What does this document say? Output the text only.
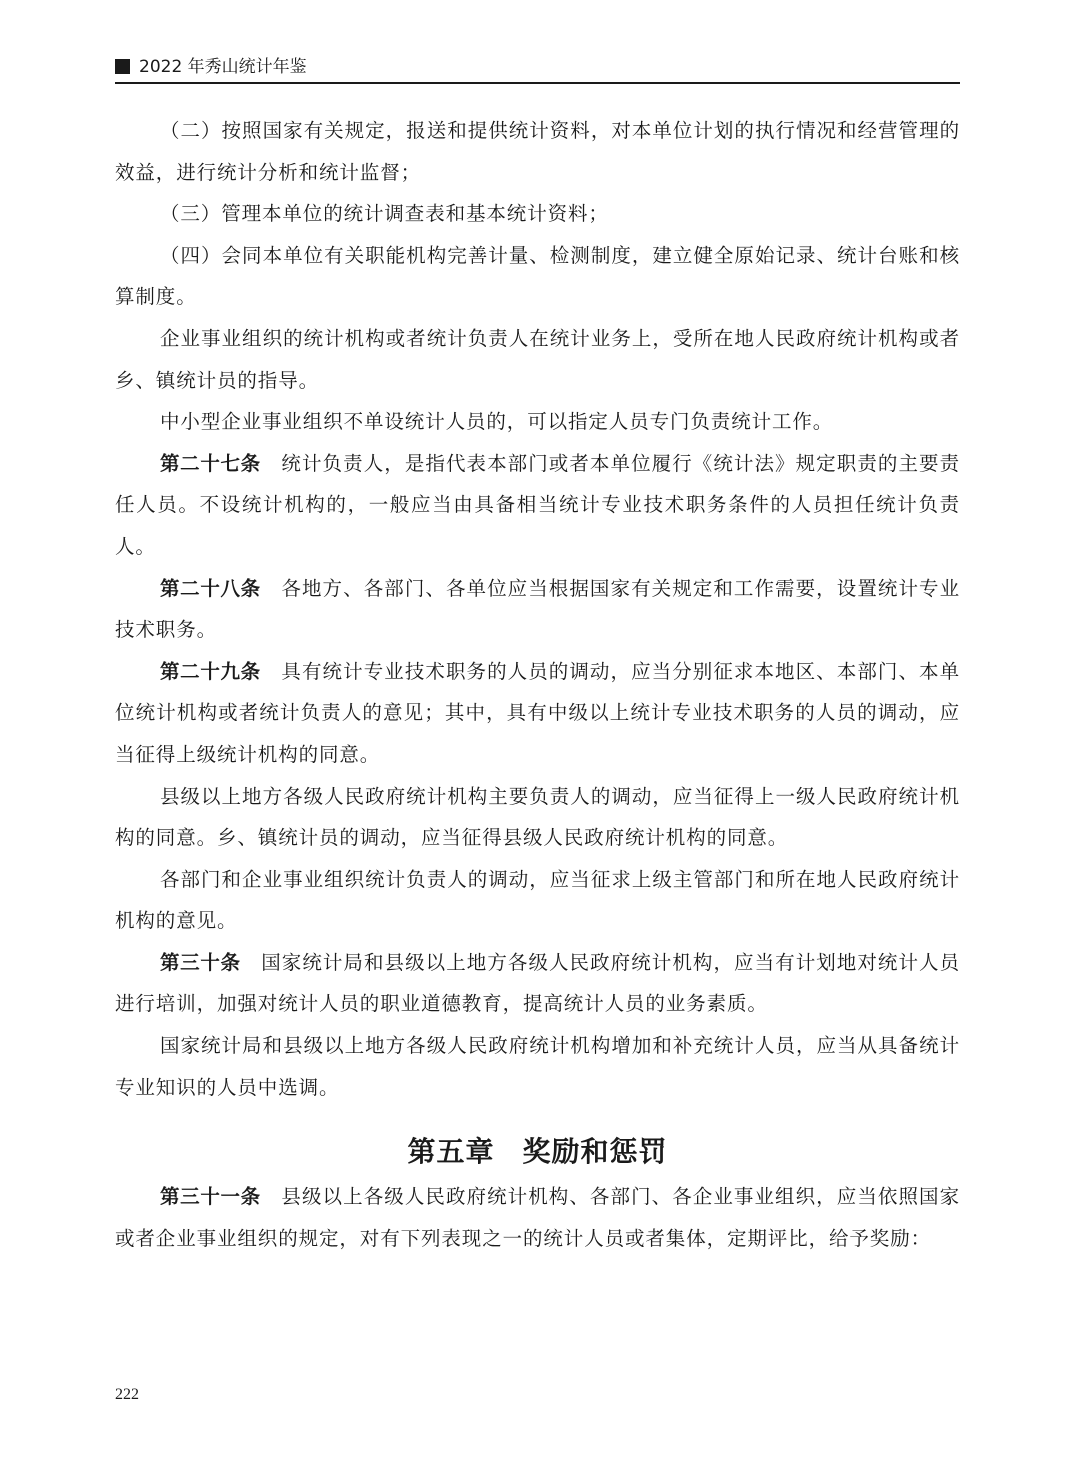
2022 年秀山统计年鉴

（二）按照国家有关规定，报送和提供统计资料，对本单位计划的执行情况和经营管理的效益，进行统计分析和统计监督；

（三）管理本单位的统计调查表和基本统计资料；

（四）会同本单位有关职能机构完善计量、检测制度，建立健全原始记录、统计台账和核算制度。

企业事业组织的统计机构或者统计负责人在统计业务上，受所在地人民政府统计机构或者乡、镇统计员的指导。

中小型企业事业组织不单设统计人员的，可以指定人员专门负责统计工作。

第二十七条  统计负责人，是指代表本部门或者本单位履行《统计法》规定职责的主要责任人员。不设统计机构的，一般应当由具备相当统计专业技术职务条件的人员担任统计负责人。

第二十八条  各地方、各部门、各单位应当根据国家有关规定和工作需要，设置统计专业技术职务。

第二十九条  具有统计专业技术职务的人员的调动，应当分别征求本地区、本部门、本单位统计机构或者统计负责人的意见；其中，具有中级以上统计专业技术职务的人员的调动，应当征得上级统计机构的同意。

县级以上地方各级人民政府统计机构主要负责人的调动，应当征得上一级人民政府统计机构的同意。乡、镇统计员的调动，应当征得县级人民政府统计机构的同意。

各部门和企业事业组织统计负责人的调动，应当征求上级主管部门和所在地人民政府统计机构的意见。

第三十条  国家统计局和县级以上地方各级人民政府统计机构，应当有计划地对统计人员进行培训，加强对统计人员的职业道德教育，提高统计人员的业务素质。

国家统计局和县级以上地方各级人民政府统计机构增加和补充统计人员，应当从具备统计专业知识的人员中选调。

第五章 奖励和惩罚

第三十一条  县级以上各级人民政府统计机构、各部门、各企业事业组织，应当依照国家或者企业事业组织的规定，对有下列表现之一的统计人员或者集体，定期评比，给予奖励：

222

= Aim of the task =
Restate the whole listing above exactly, please, omitting every image.

= Solution =
What does this document say? Output the text only.
2022 年秀山统计年鉴

（二）按照国家有关规定，报送和提供统计资料，对本单位计划的执行情况和经营管理的效益，进行统计分析和统计监督；

（三）管理本单位的统计调查表和基本统计资料；

（四）会同本单位有关职能机构完善计量、检测制度，建立健全原始记录、统计台账和核算制度。

企业事业组织的统计机构或者统计负责人在统计业务上，受所在地人民政府统计机构或者乡、镇统计员的指导。

中小型企业事业组织不单设统计人员的，可以指定人员专门负责统计工作。

第二十七条  统计负责人，是指代表本部门或者本单位履行《统计法》规定职责的主要责任人员。不设统计机构的，一般应当由具备相当统计专业技术职务条件的人员担任统计负责人。

第二十八条  各地方、各部门、各单位应当根据国家有关规定和工作需要，设置统计专业技术职务。

第二十九条  具有统计专业技术职务的人员的调动，应当分别征求本地区、本部门、本单位统计机构或者统计负责人的意见；其中，具有中级以上统计专业技术职务的人员的调动，应当征得上级统计机构的同意。

县级以上地方各级人民政府统计机构主要负责人的调动，应当征得上一级人民政府统计机构的同意。乡、镇统计员的调动，应当征得县级人民政府统计机构的同意。

各部门和企业事业组织统计负责人的调动，应当征求上级主管部门和所在地人民政府统计机构的意见。

第三十条  国家统计局和县级以上地方各级人民政府统计机构，应当有计划地对统计人员进行培训，加强对统计人员的职业道德教育，提高统计人员的业务素质。

国家统计局和县级以上地方各级人民政府统计机构增加和补充统计人员，应当从具备统计专业知识的人员中选调。

第五章 奖励和惩罚

第三十一条  县级以上各级人民政府统计机构、各部门、各企业事业组织，应当依照国家或者企业事业组织的规定，对有下列表现之一的统计人员或者集体，定期评比，给予奖励：

222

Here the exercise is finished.